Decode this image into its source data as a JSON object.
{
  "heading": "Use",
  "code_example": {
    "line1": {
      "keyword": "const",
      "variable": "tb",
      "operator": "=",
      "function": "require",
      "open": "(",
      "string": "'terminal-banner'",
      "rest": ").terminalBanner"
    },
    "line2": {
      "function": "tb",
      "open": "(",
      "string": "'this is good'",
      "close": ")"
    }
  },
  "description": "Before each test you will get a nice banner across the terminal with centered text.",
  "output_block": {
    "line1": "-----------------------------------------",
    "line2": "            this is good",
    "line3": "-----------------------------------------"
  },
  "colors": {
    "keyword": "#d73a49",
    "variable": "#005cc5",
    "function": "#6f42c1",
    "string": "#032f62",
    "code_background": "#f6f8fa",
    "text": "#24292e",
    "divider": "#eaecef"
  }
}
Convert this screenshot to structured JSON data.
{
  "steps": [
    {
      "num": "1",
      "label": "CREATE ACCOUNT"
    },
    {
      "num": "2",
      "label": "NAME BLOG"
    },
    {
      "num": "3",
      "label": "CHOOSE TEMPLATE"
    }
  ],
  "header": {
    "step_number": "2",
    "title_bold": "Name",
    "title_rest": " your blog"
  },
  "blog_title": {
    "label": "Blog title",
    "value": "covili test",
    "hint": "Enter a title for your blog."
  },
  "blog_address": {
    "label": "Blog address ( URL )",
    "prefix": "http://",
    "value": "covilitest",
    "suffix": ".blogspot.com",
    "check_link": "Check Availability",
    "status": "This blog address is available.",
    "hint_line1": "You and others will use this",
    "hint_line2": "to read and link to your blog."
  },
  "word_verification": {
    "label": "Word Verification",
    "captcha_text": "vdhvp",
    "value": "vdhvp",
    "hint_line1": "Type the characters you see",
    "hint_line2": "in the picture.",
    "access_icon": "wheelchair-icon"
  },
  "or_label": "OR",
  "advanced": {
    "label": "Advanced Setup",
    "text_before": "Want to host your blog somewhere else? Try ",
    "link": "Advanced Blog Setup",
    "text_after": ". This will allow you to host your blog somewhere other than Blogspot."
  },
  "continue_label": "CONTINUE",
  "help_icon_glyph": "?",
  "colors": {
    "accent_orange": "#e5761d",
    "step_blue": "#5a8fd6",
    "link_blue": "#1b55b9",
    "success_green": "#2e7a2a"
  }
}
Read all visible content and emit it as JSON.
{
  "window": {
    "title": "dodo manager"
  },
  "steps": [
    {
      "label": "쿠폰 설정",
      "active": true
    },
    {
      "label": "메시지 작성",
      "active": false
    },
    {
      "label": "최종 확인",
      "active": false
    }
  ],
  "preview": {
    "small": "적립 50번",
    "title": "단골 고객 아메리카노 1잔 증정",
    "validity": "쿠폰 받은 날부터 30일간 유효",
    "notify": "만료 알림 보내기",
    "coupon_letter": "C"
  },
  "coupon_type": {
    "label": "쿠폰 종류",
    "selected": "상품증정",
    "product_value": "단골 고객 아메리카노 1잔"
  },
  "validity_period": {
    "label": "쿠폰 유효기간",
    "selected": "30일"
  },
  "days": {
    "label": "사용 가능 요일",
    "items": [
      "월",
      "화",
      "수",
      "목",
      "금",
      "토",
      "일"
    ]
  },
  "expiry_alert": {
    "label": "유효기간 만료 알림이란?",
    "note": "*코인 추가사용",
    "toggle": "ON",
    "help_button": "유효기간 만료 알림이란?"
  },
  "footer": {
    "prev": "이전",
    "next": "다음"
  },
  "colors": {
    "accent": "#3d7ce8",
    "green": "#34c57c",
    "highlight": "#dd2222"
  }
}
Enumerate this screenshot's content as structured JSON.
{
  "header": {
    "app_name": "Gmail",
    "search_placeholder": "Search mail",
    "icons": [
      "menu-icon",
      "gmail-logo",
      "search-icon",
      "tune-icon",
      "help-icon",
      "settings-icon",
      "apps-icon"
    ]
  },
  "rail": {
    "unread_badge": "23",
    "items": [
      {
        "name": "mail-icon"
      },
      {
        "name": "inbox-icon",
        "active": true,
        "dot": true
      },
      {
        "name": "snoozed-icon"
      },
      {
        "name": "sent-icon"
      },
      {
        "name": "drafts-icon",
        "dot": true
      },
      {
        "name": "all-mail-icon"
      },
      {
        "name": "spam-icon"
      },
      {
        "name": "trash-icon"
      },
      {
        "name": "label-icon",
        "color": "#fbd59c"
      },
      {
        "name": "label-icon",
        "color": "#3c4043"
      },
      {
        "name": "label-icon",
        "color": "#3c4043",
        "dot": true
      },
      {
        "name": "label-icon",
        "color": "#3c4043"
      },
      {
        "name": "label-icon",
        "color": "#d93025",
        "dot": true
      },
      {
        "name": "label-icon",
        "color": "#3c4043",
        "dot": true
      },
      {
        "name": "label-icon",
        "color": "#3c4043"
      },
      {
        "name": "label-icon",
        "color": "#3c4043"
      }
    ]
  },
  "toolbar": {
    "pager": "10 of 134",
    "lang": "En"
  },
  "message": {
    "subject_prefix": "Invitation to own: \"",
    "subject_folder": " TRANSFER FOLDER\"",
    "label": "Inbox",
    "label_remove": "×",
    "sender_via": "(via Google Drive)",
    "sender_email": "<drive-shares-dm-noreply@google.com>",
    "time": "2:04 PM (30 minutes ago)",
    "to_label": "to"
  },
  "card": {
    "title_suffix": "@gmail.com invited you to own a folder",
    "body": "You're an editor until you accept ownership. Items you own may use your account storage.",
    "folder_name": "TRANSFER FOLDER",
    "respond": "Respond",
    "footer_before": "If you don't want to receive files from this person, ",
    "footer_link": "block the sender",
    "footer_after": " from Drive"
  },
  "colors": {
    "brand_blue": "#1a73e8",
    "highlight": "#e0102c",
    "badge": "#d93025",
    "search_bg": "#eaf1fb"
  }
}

WHAT THE TASK ASKS: Looking at the records above, tally the lines holding "your" and reply with that number only.

RESPONSE: 6